(Items listed in a dataset)
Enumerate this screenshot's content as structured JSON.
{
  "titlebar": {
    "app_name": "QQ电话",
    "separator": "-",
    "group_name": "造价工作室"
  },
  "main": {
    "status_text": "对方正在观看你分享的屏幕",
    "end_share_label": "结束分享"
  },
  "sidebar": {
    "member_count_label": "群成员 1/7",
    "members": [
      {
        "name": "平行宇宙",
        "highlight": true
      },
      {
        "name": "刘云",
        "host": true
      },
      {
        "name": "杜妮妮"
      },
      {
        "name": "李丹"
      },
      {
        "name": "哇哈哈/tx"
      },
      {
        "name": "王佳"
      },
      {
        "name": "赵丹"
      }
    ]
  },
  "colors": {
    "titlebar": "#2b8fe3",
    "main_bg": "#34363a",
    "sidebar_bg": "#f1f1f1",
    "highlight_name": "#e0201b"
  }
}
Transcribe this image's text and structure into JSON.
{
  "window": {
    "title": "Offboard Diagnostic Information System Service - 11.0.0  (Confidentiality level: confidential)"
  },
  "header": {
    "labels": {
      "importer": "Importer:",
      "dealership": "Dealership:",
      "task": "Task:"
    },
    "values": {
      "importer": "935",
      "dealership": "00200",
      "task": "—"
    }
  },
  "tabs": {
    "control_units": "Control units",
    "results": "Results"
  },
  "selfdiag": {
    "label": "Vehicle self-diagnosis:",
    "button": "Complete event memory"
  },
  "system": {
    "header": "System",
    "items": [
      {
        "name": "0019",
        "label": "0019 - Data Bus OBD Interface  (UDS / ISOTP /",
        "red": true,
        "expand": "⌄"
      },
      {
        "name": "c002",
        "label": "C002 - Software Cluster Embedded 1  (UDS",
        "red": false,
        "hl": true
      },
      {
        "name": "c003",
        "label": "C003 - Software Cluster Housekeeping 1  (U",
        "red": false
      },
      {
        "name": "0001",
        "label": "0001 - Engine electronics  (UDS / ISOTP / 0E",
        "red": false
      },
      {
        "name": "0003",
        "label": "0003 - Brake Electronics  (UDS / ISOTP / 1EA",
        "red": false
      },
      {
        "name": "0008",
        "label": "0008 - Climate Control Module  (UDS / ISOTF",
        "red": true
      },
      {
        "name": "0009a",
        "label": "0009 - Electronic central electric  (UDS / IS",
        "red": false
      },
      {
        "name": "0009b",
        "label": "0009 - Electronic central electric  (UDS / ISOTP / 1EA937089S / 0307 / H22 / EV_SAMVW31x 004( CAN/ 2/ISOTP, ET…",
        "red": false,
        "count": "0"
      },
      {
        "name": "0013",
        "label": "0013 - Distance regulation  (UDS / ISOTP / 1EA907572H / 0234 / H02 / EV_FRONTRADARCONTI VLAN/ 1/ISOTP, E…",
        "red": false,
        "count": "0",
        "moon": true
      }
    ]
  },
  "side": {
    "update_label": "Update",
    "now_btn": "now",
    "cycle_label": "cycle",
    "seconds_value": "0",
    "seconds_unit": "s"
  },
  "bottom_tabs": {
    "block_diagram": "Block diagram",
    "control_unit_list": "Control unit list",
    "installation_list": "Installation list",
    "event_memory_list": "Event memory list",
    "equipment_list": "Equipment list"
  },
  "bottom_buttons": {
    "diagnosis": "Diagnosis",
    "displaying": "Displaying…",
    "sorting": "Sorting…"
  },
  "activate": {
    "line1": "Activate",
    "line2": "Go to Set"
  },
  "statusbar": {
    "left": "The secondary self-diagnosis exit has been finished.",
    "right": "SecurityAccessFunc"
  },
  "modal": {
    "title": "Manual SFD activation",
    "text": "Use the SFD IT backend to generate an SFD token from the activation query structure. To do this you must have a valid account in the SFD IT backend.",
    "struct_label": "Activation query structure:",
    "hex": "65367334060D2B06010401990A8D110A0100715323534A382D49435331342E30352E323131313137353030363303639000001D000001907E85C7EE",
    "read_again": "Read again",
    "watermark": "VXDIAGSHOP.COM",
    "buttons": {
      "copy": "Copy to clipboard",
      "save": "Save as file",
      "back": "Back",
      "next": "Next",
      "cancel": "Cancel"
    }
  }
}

What this task involves: Make an exact copy of the listing, including every line.

Output:
Enumerate this screenshot's content as structured JSON.
{
  "titlebar": {
    "app_name": "QQ电话",
    "separator": "-",
    "group_name": "造价工作室"
  },
  "main": {
    "status_text": "对方正在观看你分享的屏幕",
    "end_share_label": "结束分享"
  },
  "sidebar": {
    "member_count_label": "群成员 1/7",
    "members": [
      {
        "name": "平行宇宙",
        "highlight": true
      },
      {
        "name": "刘云",
        "host": true
      },
      {
        "name": "杜妮妮"
      },
      {
        "name": "李丹"
      },
      {
        "name": "哇哈哈/tx"
      },
      {
        "name": "王佳"
      },
      {
        "name": "赵丹"
      }
    ]
  },
  "colors": {
    "titlebar": "#2b8fe3",
    "main_bg": "#34363a",
    "sidebar_bg": "#f1f1f1",
    "highlight_name": "#e0201b"
  }
}
Transcribe this image's text and structure into JSON.
{
  "window": {
    "title": "Offboard Diagnostic Information System Service - 11.0.0  (Confidentiality level: confidential)"
  },
  "header": {
    "labels": {
      "importer": "Importer:",
      "dealership": "Dealership:",
      "task": "Task:"
    },
    "values": {
      "importer": "935",
      "dealership": "00200",
      "task": "—"
    }
  },
  "tabs": {
    "control_units": "Control units",
    "results": "Results"
  },
  "selfdiag": {
    "label": "Vehicle self-diagnosis:",
    "button": "Complete event memory"
  },
  "system": {
    "header": "System",
    "items": [
      {
        "name": "0019",
        "label": "0019 - Data Bus OBD Interface  (UDS / ISOTP /",
        "red": true,
        "expand": "⌄"
      },
      {
        "name": "c002",
        "label": "C002 - Software Cluster Embedded 1  (UDS",
        "red": false,
        "hl": true
      },
      {
        "name": "c003",
        "label": "C003 - Software Cluster Housekeeping 1  (U",
        "red": false
      },
      {
        "name": "0001",
        "label": "0001 - Engine electronics  (UDS / ISOTP / 0E",
        "red": false
      },
      {
        "name": "0003",
        "label": "0003 - Brake Electronics  (UDS / ISOTP / 1EA",
        "red": false
      },
      {
        "name": "0008",
        "label": "0008 - Climate Control Module  (UDS / ISOTF",
        "red": true
      },
      {
        "name": "0009a",
        "label": "0009 - Electronic central electric  (UDS / IS",
        "red": false
      },
      {
        "name": "0009b",
        "label": "0009 - Electronic central electric  (UDS / ISOTP / 1EA937089S / 0307 / H22 / EV_SAMVW31x 004( CAN/ 2/ISOTP, ET…",
        "red": false,
        "count": "0"
      },
      {
        "name": "0013",
        "label": "0013 - Distance regulation  (UDS / ISOTP / 1EA907572H / 0234 / H02 / EV_FRONTRADARCONTI VLAN/ 1/ISOTP, E…",
        "red": false,
        "count": "0",
        "moon": true
      }
    ]
  },
  "side": {
    "update_label": "Update",
    "now_btn": "now",
    "cycle_label": "cycle",
    "seconds_value": "0",
    "seconds_unit": "s"
  },
  "bottom_tabs": {
    "block_diagram": "Block diagram",
    "control_unit_list": "Control unit list",
    "installation_list": "Installation list",
    "event_memory_list": "Event memory list",
    "equipment_list": "Equipment list"
  },
  "bottom_buttons": {
    "diagnosis": "Diagnosis",
    "displaying": "Displaying…",
    "sorting": "Sorting…"
  },
  "activate": {
    "line1": "Activate",
    "line2": "Go to Set"
  },
  "statusbar": {
    "left": "The secondary self-diagnosis exit has been finished.",
    "right": "SecurityAccessFunc"
  },
  "modal": {
    "title": "Manual SFD activation",
    "text": "Use the SFD IT backend to generate an SFD token from the activation query structure. To do this you must have a valid account in the SFD IT backend.",
    "struct_label": "Activation query structure:",
    "hex": "65367334060D2B06010401990A8D110A0100715323534A382D49435331342E30352E323131313137353030363303639000001D000001907E85C7EE",
    "read_again": "Read again",
    "watermark": "VXDIAGSHOP.COM",
    "buttons": {
      "copy": "Copy to clipboard",
      "save": "Save as file",
      "back": "Back",
      "next": "Next",
      "cancel": "Cancel"
    }
  }
}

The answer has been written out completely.